Task data.
──────────────────────────────

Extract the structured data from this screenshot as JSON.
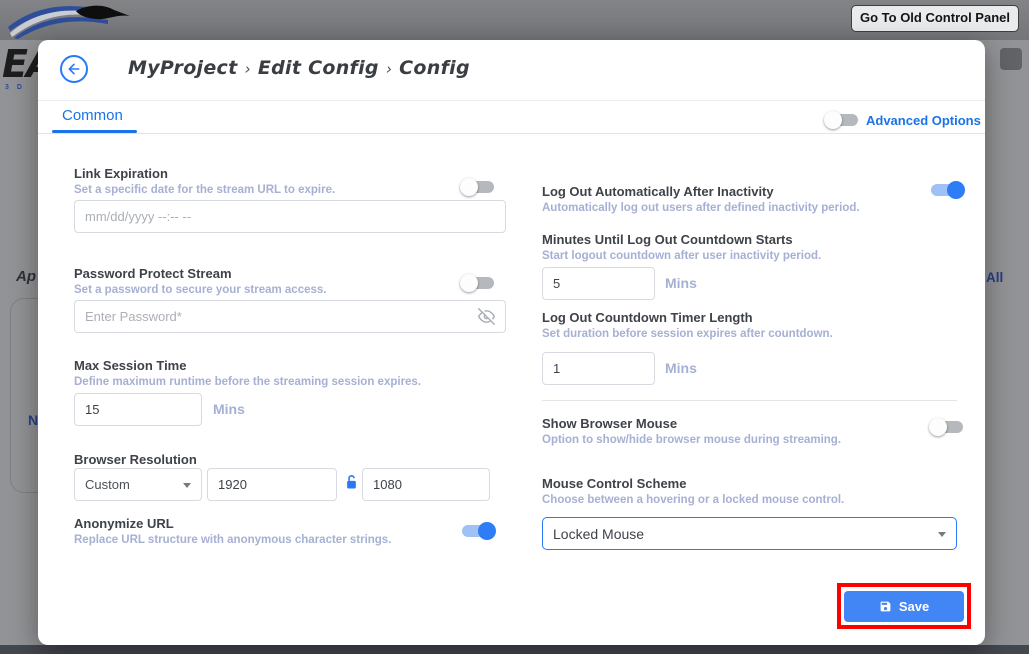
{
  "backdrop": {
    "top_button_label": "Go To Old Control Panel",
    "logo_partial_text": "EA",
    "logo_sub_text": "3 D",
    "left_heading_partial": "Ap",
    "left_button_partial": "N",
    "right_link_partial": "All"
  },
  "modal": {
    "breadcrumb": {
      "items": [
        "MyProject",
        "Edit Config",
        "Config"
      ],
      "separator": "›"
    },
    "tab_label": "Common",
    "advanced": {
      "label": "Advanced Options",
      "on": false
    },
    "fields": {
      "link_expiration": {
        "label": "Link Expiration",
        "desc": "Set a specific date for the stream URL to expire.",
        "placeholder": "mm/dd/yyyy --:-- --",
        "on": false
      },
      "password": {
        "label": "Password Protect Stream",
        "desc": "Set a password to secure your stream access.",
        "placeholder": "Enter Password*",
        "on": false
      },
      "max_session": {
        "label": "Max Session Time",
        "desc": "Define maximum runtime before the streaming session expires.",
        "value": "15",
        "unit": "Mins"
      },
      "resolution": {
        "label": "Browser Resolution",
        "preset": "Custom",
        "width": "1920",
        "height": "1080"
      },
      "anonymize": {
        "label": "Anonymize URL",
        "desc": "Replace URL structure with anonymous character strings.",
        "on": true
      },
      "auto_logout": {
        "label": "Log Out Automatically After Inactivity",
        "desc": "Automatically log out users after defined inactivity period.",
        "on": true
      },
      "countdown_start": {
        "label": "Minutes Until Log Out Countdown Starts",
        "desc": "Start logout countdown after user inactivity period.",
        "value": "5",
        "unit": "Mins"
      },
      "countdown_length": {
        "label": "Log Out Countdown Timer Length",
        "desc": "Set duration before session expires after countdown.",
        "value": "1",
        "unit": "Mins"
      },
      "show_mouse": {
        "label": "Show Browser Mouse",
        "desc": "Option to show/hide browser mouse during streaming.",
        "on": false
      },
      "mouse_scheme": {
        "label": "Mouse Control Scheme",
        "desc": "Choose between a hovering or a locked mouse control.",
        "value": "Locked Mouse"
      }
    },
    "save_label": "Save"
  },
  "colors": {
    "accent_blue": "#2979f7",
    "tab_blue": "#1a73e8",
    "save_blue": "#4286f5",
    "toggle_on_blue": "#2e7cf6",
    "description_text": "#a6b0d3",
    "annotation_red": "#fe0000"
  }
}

──────────────────────────────

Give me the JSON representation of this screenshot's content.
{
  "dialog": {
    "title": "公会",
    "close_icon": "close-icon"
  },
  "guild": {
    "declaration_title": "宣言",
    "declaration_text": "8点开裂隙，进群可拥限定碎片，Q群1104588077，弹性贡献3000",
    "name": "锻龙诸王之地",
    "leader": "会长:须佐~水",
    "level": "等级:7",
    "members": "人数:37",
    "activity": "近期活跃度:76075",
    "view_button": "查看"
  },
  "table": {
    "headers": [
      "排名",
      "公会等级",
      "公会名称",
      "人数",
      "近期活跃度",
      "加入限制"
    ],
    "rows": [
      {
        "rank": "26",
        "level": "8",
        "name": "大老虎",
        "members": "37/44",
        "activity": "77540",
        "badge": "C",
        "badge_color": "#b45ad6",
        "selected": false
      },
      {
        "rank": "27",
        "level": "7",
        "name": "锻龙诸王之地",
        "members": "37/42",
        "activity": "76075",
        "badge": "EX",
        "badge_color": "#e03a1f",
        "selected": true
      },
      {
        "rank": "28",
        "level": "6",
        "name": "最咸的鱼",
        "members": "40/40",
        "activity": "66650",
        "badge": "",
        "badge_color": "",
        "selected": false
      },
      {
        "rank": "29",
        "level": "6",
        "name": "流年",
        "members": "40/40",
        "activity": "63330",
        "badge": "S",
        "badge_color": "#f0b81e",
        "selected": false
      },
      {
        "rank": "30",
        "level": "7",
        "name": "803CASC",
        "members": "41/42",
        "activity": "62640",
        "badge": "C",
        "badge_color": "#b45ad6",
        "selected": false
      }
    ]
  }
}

──────────────────────────────

Your task. Lines containing the word "members" must all be returned from the material above.

Response to this exercise.
    "members": "人数:37",
        "members": "37/44",
        "members": "37/42",
        "members": "40/40",
        "members": "40/40",
        "members": "41/42",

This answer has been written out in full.